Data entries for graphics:
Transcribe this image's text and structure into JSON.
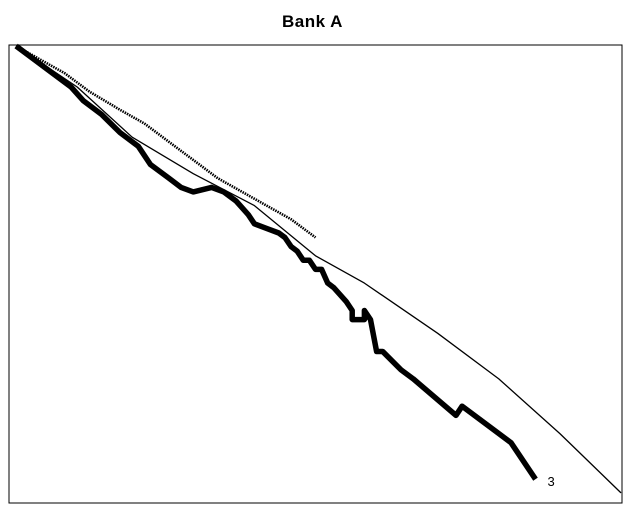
{
  "chart_data": {
    "type": "line",
    "title": "Bank A",
    "xlabel": "",
    "ylabel": "",
    "xlim": [
      0,
      100
    ],
    "ylim": [
      0,
      100
    ],
    "grid": false,
    "series": [
      {
        "style": "thin",
        "color": "#000000",
        "x": [
          1,
          11,
          20,
          30,
          40,
          50,
          58,
          70,
          80,
          90,
          100
        ],
        "y": [
          100,
          91,
          80,
          72,
          65,
          54,
          48,
          37,
          27,
          15,
          2
        ]
      },
      {
        "style": "dotted-medium",
        "color": "#000000",
        "x": [
          1,
          5,
          9,
          13,
          18,
          22,
          26,
          30,
          34,
          38,
          42,
          46,
          50
        ],
        "y": [
          100,
          97,
          94,
          90,
          86,
          83,
          79,
          75,
          71,
          68,
          65,
          62,
          58
        ]
      },
      {
        "style": "thick",
        "color": "#000000",
        "end_label": "3",
        "x": [
          1,
          4,
          7,
          10,
          12,
          15,
          18,
          21,
          23,
          26,
          28,
          30,
          33,
          35,
          36,
          37,
          39,
          40,
          42,
          44,
          45,
          46,
          47,
          48,
          49,
          50,
          51,
          52,
          53,
          55,
          56,
          56,
          58,
          58,
          59,
          60,
          61,
          64,
          66,
          73,
          74,
          80,
          82,
          86
        ],
        "y": [
          100,
          97,
          94,
          91,
          88,
          85,
          81,
          78,
          74,
          71,
          69,
          68,
          69,
          68,
          67,
          66,
          63,
          61,
          60,
          59,
          58,
          56,
          55,
          53,
          53,
          51,
          51,
          48,
          47,
          44,
          42,
          40,
          40,
          42,
          40,
          33,
          33,
          29,
          27,
          19,
          21,
          15,
          13,
          5
        ]
      }
    ]
  }
}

**Exercise directions:**
Copy the records above exactly. The pictures are not part of the copy.

**Response to the exercise:**
Transcribe this image's text and structure into JSON.
{
  "chart_data": {
    "type": "line",
    "title": "Bank A",
    "xlabel": "",
    "ylabel": "",
    "xlim": [
      0,
      100
    ],
    "ylim": [
      0,
      100
    ],
    "grid": false,
    "series": [
      {
        "style": "thin",
        "color": "#000000",
        "x": [
          1,
          11,
          20,
          30,
          40,
          50,
          58,
          70,
          80,
          90,
          100
        ],
        "y": [
          100,
          91,
          80,
          72,
          65,
          54,
          48,
          37,
          27,
          15,
          2
        ]
      },
      {
        "style": "dotted-medium",
        "color": "#000000",
        "x": [
          1,
          5,
          9,
          13,
          18,
          22,
          26,
          30,
          34,
          38,
          42,
          46,
          50
        ],
        "y": [
          100,
          97,
          94,
          90,
          86,
          83,
          79,
          75,
          71,
          68,
          65,
          62,
          58
        ]
      },
      {
        "style": "thick",
        "color": "#000000",
        "end_label": "3",
        "x": [
          1,
          4,
          7,
          10,
          12,
          15,
          18,
          21,
          23,
          26,
          28,
          30,
          33,
          35,
          36,
          37,
          39,
          40,
          42,
          44,
          45,
          46,
          47,
          48,
          49,
          50,
          51,
          52,
          53,
          55,
          56,
          56,
          58,
          58,
          59,
          60,
          61,
          64,
          66,
          73,
          74,
          80,
          82,
          86
        ],
        "y": [
          100,
          97,
          94,
          91,
          88,
          85,
          81,
          78,
          74,
          71,
          69,
          68,
          69,
          68,
          67,
          66,
          63,
          61,
          60,
          59,
          58,
          56,
          55,
          53,
          53,
          51,
          51,
          48,
          47,
          44,
          42,
          40,
          40,
          42,
          40,
          33,
          33,
          29,
          27,
          19,
          21,
          15,
          13,
          5
        ]
      }
    ]
  }
}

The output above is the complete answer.